-- Written problem --
Report how many lines contain "Drau". The answer is a single number.

* start Data in this exercise *

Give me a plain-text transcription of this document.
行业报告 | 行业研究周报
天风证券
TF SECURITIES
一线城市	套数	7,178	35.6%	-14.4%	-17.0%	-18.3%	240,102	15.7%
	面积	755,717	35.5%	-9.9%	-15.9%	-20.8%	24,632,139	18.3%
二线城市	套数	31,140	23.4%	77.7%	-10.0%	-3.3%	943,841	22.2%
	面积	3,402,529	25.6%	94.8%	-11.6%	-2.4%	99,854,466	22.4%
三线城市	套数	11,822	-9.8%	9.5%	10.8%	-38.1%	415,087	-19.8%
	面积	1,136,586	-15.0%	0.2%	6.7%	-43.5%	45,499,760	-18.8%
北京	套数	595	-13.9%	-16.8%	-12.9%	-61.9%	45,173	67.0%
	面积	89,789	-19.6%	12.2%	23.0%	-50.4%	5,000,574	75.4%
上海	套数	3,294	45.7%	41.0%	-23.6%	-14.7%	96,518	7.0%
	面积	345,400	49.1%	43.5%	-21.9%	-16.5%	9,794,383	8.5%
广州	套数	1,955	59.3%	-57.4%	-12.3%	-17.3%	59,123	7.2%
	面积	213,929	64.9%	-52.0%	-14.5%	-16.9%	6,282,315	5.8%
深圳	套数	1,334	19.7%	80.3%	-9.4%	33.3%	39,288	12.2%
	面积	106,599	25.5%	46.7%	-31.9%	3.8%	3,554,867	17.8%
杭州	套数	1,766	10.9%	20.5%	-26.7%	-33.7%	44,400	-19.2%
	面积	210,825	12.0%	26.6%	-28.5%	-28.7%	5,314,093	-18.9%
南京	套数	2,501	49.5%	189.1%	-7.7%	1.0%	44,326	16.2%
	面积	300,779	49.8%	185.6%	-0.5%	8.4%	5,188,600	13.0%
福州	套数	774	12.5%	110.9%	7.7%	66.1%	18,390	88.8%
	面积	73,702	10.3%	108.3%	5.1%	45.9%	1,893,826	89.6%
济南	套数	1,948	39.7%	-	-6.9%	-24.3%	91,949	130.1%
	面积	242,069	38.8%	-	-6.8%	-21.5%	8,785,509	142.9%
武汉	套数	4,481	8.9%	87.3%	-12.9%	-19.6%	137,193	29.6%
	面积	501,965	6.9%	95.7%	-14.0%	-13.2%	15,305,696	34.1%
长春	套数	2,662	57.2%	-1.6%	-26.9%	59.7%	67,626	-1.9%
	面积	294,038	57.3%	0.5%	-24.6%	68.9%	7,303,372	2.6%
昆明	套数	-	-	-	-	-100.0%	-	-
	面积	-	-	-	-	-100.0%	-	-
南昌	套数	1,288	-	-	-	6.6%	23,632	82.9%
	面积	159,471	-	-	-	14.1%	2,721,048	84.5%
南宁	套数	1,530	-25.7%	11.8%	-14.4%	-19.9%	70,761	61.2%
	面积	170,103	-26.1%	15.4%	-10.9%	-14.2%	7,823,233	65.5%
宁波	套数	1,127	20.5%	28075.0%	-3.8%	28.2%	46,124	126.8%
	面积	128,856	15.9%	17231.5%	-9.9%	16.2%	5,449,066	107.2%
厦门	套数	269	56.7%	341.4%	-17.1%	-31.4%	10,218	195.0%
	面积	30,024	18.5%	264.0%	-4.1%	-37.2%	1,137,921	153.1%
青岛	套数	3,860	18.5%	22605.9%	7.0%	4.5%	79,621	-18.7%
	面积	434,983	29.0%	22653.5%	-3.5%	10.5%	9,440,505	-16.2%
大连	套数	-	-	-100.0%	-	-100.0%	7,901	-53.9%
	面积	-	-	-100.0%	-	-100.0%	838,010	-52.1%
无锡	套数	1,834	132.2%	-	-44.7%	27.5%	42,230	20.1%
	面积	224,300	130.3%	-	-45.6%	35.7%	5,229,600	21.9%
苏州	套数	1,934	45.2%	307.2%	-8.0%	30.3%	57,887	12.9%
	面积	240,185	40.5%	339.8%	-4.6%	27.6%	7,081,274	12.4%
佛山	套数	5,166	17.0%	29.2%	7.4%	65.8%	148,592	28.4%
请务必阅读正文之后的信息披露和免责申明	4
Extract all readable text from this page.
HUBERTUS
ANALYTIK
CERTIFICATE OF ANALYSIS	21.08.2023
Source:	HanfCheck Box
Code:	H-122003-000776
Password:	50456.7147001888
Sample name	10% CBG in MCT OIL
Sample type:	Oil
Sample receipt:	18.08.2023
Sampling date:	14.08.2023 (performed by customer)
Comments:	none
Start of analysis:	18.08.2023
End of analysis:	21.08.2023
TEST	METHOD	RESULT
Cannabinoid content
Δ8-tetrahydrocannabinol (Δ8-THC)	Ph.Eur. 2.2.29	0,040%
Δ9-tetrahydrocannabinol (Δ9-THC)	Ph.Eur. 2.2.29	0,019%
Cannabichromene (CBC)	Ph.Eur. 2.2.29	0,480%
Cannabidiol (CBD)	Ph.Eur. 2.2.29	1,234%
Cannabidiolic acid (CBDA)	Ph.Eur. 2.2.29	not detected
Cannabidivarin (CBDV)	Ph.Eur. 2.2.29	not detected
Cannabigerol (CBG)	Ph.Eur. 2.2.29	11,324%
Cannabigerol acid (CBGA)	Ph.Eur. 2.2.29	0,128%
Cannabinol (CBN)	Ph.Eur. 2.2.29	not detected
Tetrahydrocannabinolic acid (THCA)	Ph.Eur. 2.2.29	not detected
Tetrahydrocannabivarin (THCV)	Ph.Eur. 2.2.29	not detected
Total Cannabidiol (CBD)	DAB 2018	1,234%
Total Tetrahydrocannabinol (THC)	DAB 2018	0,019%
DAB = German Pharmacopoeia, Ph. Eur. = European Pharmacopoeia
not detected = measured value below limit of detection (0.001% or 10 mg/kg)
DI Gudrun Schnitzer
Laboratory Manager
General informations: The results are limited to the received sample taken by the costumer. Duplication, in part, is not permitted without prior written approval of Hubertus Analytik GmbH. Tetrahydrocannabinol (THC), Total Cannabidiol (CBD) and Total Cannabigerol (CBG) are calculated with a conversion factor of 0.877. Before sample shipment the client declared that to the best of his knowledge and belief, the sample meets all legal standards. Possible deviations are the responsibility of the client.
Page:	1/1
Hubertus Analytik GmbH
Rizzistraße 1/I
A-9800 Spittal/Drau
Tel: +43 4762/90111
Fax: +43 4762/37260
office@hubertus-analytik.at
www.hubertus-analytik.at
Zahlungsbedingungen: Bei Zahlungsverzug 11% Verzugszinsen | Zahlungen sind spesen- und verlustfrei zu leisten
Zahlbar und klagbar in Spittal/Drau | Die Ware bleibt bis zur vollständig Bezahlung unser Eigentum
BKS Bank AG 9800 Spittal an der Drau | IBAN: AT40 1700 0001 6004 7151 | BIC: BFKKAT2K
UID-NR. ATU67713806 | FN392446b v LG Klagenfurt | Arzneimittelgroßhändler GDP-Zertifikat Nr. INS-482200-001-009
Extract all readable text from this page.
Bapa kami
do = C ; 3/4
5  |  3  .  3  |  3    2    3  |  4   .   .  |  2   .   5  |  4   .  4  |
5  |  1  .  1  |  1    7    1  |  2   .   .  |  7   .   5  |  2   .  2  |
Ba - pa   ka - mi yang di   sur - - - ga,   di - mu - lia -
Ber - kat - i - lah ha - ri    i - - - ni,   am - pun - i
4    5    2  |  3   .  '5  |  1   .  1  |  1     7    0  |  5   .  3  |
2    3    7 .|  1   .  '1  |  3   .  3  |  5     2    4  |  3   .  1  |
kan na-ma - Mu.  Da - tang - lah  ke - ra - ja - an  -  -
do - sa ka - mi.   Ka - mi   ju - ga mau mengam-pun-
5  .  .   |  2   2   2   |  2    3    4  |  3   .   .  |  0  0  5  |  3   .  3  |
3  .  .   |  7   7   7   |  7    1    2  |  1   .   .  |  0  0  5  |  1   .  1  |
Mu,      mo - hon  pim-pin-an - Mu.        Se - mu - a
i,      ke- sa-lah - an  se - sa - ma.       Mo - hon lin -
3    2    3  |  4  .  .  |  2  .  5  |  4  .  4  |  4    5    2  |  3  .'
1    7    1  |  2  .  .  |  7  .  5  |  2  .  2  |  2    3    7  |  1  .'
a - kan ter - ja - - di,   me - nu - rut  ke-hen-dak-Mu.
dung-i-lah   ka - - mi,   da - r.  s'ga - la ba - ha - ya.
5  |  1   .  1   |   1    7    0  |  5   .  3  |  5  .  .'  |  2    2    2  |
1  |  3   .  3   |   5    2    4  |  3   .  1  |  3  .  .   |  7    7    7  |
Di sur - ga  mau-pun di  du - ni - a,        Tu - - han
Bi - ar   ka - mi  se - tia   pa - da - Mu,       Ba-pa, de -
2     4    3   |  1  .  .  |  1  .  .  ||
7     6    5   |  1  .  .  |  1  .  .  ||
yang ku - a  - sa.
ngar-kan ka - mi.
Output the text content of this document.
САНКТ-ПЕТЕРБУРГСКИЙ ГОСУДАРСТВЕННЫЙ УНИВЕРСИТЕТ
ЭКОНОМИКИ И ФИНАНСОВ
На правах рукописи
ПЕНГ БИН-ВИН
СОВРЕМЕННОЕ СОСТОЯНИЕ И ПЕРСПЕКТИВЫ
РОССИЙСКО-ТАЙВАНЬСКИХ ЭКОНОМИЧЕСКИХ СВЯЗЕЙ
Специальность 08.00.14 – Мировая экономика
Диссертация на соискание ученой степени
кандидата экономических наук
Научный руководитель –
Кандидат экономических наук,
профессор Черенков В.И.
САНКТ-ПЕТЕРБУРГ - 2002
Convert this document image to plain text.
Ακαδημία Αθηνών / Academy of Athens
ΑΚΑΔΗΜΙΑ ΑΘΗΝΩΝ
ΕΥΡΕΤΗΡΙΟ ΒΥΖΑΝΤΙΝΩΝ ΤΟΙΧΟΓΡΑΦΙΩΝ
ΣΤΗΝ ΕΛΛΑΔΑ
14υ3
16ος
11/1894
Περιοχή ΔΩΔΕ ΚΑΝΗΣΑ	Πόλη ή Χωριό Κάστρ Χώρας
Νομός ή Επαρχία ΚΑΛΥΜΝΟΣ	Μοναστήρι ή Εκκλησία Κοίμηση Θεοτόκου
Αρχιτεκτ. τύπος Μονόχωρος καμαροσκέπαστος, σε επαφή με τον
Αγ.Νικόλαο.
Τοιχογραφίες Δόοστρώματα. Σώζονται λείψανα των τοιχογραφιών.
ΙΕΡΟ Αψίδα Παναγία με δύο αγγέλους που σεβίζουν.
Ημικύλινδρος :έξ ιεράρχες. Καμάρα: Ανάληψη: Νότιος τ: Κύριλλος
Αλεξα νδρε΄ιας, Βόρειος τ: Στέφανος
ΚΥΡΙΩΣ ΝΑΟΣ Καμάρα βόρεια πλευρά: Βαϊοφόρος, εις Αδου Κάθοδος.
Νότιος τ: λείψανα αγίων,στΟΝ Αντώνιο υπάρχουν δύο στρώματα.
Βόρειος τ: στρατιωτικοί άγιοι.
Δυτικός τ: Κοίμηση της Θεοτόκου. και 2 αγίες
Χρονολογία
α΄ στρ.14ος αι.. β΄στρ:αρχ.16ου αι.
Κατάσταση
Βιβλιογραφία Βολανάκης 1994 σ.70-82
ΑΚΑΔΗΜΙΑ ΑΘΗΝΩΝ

* end Data in this exercise *

-- Written solution --
3